=== Task directions ===
Please copy the data from the line containing "247, 374, 265]" through the line containing "exclude-sale-description: Check this", changing "max-subtotal-input" to "maximum-subtotal-input" and leaving everything else the same.

[START Data for processing]

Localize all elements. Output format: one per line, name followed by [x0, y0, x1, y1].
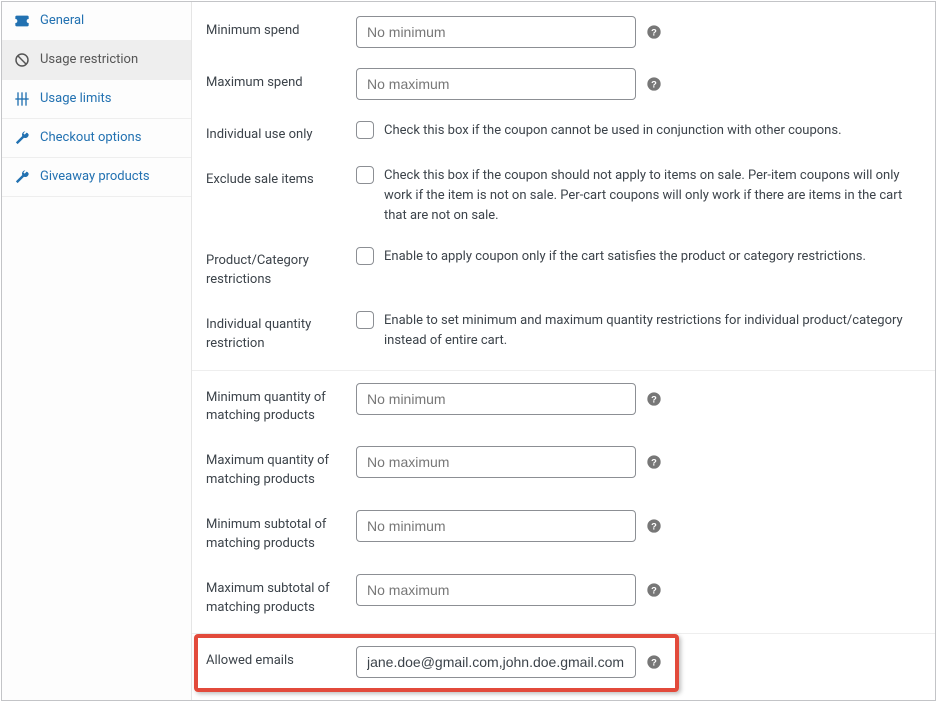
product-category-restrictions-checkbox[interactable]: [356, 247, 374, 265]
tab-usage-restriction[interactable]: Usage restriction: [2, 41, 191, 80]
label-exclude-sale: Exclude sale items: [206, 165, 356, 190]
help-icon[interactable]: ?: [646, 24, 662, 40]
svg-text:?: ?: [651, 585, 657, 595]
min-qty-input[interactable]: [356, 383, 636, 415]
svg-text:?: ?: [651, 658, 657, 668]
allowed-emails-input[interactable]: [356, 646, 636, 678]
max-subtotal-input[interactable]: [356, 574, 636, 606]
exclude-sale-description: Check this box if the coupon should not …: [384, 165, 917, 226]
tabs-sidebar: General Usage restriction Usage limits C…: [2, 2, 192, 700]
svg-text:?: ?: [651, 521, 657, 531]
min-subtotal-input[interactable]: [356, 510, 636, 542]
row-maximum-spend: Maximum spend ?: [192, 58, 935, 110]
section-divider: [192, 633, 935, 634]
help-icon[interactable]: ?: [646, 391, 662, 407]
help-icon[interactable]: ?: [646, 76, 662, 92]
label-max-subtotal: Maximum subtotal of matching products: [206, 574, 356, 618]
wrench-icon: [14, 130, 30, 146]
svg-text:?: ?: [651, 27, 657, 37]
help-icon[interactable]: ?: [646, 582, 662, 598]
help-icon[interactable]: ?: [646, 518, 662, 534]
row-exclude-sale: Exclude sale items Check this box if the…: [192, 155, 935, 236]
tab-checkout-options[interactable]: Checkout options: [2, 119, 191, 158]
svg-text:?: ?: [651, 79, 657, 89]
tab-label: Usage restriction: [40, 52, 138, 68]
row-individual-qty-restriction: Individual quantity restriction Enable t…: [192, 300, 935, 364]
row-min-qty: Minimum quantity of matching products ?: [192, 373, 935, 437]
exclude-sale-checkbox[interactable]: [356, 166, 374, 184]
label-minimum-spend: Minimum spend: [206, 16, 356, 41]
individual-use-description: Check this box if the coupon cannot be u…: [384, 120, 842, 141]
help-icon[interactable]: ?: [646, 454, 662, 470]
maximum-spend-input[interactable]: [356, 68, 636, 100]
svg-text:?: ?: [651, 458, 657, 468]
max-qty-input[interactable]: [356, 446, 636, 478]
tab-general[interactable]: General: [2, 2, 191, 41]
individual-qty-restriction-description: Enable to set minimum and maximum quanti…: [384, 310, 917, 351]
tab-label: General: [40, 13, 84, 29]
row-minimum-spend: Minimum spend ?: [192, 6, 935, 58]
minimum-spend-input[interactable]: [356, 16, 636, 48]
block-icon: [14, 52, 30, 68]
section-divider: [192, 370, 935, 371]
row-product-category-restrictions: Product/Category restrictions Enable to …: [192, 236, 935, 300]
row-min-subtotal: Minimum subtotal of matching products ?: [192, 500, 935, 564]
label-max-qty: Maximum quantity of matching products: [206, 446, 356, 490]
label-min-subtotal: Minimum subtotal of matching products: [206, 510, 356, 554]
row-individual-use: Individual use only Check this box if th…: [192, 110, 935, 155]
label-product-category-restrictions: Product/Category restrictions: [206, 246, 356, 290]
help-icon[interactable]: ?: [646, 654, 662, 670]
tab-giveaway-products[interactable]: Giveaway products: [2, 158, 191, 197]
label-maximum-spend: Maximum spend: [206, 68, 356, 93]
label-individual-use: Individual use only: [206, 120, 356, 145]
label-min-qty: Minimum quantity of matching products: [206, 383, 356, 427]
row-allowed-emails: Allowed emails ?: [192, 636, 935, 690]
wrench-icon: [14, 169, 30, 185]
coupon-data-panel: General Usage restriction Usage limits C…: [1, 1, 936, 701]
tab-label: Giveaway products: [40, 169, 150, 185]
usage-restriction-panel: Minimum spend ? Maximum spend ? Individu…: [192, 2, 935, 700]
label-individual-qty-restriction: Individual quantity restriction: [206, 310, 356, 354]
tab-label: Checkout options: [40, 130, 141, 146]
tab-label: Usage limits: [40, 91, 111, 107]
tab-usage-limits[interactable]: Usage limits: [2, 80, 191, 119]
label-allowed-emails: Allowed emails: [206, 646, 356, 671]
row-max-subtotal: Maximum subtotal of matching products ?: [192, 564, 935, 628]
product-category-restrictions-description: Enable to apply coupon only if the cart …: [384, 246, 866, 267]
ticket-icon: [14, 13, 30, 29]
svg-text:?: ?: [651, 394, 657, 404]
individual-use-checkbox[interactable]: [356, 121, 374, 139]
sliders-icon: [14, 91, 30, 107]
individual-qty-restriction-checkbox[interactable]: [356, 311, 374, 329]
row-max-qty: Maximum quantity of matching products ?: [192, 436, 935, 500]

[END Data for processing]

=== Output for this task ===
product-category-restrictions-checkbox[interactable]: [356, 247, 374, 265]
tab-usage-restriction[interactable]: Usage restriction: [2, 41, 191, 80]
label-exclude-sale: Exclude sale items: [206, 165, 356, 190]
help-icon[interactable]: ?: [646, 24, 662, 40]
svg-text:?: ?: [651, 585, 657, 595]
min-qty-input[interactable]: [356, 383, 636, 415]
svg-text:?: ?: [651, 658, 657, 668]
allowed-emails-input[interactable]: [356, 646, 636, 678]
maximum-subtotal-input[interactable]: [356, 574, 636, 606]
exclude-sale-description: Check this box if the coupon should not …: [384, 165, 917, 226]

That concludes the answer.